* **Directive**
Reproduce, word for word, the stretch of items from the very first line through the line containing "redirect-rules-card: Redirect rules", including both of those lines.

* **Materials provided**

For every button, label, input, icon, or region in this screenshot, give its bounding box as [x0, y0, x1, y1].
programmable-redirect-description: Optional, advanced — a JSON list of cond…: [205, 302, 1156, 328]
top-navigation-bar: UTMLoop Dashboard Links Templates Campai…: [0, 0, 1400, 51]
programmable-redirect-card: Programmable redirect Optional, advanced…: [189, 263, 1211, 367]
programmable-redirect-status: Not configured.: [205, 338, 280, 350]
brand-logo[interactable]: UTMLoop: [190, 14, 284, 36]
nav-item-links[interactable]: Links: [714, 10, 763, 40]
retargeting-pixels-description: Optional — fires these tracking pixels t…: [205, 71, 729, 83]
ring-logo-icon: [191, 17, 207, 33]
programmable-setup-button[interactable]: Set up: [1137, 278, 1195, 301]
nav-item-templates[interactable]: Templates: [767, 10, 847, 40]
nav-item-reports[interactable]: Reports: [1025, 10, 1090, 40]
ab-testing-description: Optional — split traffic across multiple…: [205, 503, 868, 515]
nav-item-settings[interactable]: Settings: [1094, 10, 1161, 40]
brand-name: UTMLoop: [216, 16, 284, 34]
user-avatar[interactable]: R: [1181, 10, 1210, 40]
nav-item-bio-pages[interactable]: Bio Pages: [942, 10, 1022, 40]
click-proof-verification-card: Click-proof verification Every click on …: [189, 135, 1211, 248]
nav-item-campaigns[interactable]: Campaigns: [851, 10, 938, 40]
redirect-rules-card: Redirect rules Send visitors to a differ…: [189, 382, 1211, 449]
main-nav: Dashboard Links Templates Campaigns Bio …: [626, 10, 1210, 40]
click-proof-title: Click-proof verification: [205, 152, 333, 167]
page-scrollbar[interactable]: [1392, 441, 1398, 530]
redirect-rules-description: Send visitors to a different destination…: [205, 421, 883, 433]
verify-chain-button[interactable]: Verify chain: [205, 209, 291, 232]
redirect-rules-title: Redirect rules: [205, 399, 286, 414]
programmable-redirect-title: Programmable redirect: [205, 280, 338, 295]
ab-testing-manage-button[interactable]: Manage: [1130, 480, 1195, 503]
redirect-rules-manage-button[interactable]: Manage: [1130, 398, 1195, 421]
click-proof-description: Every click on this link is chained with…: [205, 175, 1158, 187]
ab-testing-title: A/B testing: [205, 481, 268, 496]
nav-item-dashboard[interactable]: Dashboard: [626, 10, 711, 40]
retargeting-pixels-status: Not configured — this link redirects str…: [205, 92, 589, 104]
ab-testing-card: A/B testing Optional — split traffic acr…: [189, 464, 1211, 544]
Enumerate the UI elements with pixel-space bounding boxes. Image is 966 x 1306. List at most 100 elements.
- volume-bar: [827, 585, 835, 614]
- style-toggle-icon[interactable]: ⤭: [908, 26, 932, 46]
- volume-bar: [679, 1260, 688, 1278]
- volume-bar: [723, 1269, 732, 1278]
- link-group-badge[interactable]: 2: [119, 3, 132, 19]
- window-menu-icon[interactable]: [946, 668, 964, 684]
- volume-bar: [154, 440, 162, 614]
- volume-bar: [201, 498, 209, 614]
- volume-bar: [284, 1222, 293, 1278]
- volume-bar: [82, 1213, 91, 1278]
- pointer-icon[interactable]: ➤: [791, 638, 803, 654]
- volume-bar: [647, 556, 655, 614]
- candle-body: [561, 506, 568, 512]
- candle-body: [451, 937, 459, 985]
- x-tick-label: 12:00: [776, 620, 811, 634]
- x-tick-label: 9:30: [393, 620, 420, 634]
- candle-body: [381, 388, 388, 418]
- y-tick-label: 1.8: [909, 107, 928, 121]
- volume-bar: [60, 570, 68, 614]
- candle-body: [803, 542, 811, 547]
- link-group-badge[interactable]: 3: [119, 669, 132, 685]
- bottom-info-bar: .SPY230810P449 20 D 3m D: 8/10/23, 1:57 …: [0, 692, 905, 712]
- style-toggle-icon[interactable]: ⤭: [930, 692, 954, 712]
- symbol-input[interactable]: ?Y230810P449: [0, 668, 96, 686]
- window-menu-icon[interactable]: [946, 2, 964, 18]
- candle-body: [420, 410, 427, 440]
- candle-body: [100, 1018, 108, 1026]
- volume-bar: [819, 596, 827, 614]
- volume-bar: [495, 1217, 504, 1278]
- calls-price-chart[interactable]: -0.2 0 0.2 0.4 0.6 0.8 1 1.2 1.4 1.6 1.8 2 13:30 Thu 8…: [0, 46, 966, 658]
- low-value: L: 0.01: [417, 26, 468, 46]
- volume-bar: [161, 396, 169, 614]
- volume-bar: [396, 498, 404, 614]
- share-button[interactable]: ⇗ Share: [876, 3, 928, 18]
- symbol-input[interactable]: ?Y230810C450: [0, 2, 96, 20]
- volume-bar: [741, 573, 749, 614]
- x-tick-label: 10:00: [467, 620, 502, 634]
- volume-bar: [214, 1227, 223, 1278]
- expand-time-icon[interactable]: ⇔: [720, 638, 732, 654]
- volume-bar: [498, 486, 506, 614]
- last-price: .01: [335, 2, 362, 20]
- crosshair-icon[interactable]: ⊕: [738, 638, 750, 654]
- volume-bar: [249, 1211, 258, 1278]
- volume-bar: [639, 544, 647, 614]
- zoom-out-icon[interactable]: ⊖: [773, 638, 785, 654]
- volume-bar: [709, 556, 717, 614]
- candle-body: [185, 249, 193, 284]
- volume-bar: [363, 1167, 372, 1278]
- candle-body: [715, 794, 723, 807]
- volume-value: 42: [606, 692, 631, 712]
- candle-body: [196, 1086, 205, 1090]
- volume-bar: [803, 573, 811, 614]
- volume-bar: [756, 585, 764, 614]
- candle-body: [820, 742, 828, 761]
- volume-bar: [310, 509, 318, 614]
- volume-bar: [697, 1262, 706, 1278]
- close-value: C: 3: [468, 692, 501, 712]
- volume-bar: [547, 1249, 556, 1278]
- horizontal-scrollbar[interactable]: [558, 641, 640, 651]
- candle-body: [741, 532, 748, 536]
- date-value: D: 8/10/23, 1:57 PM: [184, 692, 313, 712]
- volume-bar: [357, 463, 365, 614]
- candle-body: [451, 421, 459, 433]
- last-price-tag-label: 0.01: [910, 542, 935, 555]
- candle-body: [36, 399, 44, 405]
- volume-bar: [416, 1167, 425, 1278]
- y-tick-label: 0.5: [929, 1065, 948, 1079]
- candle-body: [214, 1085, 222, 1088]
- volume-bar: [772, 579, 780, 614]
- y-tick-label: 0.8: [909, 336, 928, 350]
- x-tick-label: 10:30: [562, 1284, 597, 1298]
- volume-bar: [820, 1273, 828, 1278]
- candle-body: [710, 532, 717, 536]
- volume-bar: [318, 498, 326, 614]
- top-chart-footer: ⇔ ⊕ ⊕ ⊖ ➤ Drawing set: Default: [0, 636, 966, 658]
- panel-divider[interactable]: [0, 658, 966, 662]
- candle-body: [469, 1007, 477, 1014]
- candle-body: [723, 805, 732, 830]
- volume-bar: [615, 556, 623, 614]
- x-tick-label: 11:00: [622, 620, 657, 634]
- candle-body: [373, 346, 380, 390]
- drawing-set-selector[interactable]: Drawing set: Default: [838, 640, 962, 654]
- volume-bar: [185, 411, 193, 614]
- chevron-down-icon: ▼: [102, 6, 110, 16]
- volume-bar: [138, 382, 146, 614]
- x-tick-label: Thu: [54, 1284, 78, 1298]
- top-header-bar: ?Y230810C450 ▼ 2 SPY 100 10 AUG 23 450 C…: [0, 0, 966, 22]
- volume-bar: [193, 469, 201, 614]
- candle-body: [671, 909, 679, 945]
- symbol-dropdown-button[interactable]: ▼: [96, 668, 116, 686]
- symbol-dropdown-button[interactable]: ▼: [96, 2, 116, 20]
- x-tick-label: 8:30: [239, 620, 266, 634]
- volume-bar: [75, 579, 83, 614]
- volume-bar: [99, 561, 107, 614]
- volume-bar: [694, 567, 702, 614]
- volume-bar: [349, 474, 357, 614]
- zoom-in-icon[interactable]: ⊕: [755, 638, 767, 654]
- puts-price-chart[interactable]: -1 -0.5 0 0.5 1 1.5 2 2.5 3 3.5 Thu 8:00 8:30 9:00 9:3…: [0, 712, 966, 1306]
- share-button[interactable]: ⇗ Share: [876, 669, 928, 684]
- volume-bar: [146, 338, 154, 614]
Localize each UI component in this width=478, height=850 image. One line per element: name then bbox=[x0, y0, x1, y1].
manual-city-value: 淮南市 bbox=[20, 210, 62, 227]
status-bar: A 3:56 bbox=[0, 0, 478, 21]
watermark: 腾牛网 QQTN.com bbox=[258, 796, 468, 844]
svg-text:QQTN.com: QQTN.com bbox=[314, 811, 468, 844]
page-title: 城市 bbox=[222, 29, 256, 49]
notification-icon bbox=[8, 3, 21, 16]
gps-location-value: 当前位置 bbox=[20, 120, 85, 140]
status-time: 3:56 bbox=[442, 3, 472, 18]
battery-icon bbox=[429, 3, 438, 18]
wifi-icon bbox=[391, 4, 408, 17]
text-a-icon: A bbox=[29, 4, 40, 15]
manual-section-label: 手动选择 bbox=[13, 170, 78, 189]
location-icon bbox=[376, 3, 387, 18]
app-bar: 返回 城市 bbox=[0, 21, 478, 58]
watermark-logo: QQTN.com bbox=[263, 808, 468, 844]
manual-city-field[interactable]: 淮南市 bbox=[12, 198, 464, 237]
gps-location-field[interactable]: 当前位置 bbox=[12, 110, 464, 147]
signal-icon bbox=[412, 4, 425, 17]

* **Task response**
For every button, label, input, icon, or region in this screenshot, give its bounding box as [x0, y0, x1, y1].
programmable-redirect-description: Optional, advanced — a JSON list of cond…: [205, 302, 1156, 328]
top-navigation-bar: UTMLoop Dashboard Links Templates Campai…: [0, 0, 1400, 51]
programmable-redirect-card: Programmable redirect Optional, advanced…: [189, 263, 1211, 367]
programmable-redirect-status: Not configured.: [205, 338, 280, 350]
brand-logo[interactable]: UTMLoop: [190, 14, 284, 36]
nav-item-links[interactable]: Links: [714, 10, 763, 40]
retargeting-pixels-description: Optional — fires these tracking pixels t…: [205, 71, 729, 83]
ring-logo-icon: [191, 17, 207, 33]
programmable-setup-button[interactable]: Set up: [1137, 278, 1195, 301]
nav-item-templates[interactable]: Templates: [767, 10, 847, 40]
nav-item-reports[interactable]: Reports: [1025, 10, 1090, 40]
ab-testing-description: Optional — split traffic across multiple…: [205, 503, 868, 515]
nav-item-settings[interactable]: Settings: [1094, 10, 1161, 40]
brand-name: UTMLoop: [216, 16, 284, 34]
user-avatar[interactable]: R: [1181, 10, 1210, 40]
nav-item-bio-pages[interactable]: Bio Pages: [942, 10, 1022, 40]
click-proof-verification-card: Click-proof verification Every click on …: [189, 135, 1211, 248]
nav-item-campaigns[interactable]: Campaigns: [851, 10, 938, 40]
redirect-rules-card: Redirect rules Send visitors to a differ…: [189, 382, 1211, 449]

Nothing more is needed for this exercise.